*Passage choisi*:
▼

Vers une nouvelle ère de coopération entre le Sénégal et le Botswana

Les relations entre le Sénégal et le Botswana connaissent une phase de dynamisation significative. Lors d’un récent échange diplomatique de haut niveau, les présidents Bassirou Diomaye Faye et Duma Boko ont affirmé leur volonté de construire une coopération économique plus robuste entre Dakar et Gaborone. Ces deux chefs d’État, arrivés au pouvoir à quelques mois d’intervalle à la suite d’alternances politiques, partagent une vision commune des défis continentaux et un engagement fort envers les principes de souveraineté.

Un rapprochement Sud-Sud : les défis initiaux

Actuellement, les échanges commerciaux entre le Sénégal et le Botswana restent très limités. Cette situation s’explique en partie par la distance géographique considérable qui sépare les deux nations, ainsi que par leur appartenance à des blocs d’intégration régionale distincts : la CEDEAO pour Dakar et la SADC pour Gaborone. Il n’existe pas d’accord commercial préférentiel direct entre ces deux économies, et les flux d’investissements réciproques demeurent marginaux.

C’est précisément cette lacune que les deux dirigeants souhaitent résorber. La Zone de libre-échange continentale africaine (ZLECAf), opérationnelle depuis 2021, offre un cadre juridique propice à l’établissement de partenariats bilatéraux jusqu’alors inexistants. Les présidents Faye et Boko entendent exploiter ce mécanisme pour faciliter les échanges et stimuler la circulation des biens, des services et des compétences entre leurs pays respectifs.

▲

*Extraits des entrées*:
▼

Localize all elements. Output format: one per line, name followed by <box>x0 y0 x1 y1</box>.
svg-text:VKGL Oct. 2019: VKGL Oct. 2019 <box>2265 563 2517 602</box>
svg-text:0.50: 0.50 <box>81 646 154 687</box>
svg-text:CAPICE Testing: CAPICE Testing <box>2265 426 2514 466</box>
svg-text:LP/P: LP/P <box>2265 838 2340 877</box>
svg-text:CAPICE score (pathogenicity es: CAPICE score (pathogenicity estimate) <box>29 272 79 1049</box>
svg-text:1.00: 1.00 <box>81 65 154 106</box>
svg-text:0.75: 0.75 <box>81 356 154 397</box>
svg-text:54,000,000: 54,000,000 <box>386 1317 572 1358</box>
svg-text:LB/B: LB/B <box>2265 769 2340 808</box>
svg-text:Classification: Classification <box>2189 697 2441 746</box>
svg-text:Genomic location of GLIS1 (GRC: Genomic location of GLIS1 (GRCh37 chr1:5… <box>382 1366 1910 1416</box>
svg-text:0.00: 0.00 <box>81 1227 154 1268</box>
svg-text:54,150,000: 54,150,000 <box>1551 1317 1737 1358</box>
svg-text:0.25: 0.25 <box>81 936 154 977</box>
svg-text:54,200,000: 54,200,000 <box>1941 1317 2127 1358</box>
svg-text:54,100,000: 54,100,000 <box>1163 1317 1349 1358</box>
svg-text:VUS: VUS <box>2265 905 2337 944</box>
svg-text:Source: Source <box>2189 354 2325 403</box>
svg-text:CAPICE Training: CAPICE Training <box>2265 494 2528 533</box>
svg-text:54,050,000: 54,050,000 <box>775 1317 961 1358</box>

▲

*Actions à mener*:
**A)** Veuillez reproduire à l'identique le passage de l'article sur le Sénégal et le Botswana, depuis "Vers une nouvelle" jusqu'à "principes de souveraineté." inclus.
**B)** Pour chacune des affirmations suivantes, indiquez si elle concorde avec l'article sur le Sénégal et le Botswana en répondant oui ou non, puis citez les mots de l'article qui tranchent.
(i) Les présidents Faye et Boko sont arrivés au pouvoir à quelques mois d'intervalle.
(ii) Un accord commercial préférentiel direct lie déjà le Sénégal et le Botswana.
(iii) La ZLECAf est opérationnelle depuis 2019.
**C)** Écrivez la suite de l'article sur le Sénégal et le Botswana à partir de sa dernière phrase.
Les entrées proviennent d'une autre source.

*Réponses*:
**A)**
Vers une nouvelle ère de coopération entre le Sénégal et le Botswana

Les relations entre le Sénégal et le Botswana connaissent une phase de dynamisation significative. Lors d’un récent échange diplomatique de haut niveau, les présidents Bassirou Diomaye Faye et Duma Boko ont affirmé leur volonté de construire une coopération économique plus robuste entre Dakar et Gaborone. Ces deux chefs d’État, arrivés au pouvoir à quelques mois d’intervalle à la suite d’alternances politiques, partagent une vision commune des défis continentaux et un engagement fort envers les principes de souveraineté.

**B)**
(i) Oui : « arrivés au pouvoir à quelques mois d’intervalle »
(ii) Non : « Il n’existe pas d’accord commercial préférentiel direct entre ces deux économies »
(iii) Non : « opérationnelle depuis 2021 »

**C)**
Des complémentarités économiques prometteuses

Sur le plan économique, les deux nations présentent des profils distincts mais potentiellement complémentaires. Le Botswana, souvent cité comme un modèle de gestion minière en Afrique, tire l’essentiel de ses revenus de l’exploitation du diamant, dont il est le premier producteur mondial en valeur. Le pays s’efforce depuis plusieurs années de diversifier son économie, d’encourager la transformation locale et de réduire sa dépendance à un secteur unique.

De son côté, le Sénégal ambitionne de renforcer sa position dans le secteur des hydrocarbures avec l’exploitation des gisements de Sangomar et de Grand Tortue Ahmeyim, tout en consolidant ses filières agricoles et halieutiques. Dakar développe également une expertise reconnue dans les services financiers, le numérique et la formation universitaire, des secteurs où Gaborone pourrait trouver des partenaires africains francophones de premier plan. Le partage d’expérience en matière de gestion des revenus issus des ressources extractives représente un autre axe de dialogue évident, le Botswana bénéficiant d’un fonds souverain alimenté par la rente diamantifère depuis plusieurs décennies.

Une diplomatie économique pour un nouvel élan africain

Pour le président sénégalais, cette ouverture vers Gaborone s’inscrit dans une stratégie diplomatique plus vaste. Depuis son investiture en avril 2024, Bassirou Diomaye Faye multiplie les rapprochements avec des partenaires africains moins conventionnels, au-delà des cercles traditionnels ouest-africains et maghrébins. Le Botswana, fréquemment classé parmi les démocraties les plus stables du continent, offre une vitrine attrayante pour un gouvernement qui promeut une rupture avec les pratiques politiques antérieures.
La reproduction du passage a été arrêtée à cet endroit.